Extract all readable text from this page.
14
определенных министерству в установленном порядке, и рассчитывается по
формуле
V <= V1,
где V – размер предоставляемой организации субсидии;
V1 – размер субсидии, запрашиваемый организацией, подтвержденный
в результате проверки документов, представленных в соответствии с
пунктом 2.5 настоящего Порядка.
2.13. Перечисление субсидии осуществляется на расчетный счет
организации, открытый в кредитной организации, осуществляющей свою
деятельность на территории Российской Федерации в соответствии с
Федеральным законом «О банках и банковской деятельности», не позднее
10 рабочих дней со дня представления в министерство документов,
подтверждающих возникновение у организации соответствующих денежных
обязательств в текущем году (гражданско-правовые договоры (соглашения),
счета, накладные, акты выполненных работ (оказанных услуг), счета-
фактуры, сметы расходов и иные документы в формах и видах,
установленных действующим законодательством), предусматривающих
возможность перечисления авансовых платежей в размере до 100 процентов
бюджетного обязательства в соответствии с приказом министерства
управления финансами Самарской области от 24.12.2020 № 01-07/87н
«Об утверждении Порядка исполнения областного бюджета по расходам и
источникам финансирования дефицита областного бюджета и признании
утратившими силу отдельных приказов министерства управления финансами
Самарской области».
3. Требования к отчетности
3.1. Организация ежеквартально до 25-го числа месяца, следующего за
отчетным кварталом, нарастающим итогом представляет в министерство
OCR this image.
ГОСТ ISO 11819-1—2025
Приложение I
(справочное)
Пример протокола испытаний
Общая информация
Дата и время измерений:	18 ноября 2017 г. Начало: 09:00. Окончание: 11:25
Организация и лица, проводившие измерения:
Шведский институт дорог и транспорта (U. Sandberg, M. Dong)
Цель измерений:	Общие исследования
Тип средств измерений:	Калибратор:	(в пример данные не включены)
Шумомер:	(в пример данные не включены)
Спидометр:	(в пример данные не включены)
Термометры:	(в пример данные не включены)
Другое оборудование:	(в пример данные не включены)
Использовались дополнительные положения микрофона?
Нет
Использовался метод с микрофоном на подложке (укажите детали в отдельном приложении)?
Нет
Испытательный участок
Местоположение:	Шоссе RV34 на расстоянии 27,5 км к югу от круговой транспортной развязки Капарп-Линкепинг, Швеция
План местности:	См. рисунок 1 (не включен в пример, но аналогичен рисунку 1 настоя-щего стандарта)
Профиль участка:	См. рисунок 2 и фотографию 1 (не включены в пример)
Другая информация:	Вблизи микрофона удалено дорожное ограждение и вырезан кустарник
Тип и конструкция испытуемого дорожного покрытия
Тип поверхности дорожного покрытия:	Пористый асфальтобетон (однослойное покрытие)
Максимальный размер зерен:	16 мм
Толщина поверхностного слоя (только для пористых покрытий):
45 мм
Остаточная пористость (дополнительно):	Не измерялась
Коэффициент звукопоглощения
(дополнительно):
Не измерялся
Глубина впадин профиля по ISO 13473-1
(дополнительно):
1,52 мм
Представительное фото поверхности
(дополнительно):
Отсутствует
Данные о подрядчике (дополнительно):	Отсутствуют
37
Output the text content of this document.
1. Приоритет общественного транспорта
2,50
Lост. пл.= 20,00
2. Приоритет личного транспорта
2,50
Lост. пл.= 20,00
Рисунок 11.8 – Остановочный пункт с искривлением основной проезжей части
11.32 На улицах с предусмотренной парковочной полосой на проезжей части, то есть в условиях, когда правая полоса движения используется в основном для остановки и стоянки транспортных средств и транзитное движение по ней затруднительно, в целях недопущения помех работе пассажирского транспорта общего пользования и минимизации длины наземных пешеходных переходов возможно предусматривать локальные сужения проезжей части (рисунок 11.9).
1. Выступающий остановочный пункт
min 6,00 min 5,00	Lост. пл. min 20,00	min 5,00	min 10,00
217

________________________

| What is asked |
Report how many lines in the records hold the word "Порядка", giving the number and nothing else.

| Solution to this problem |
2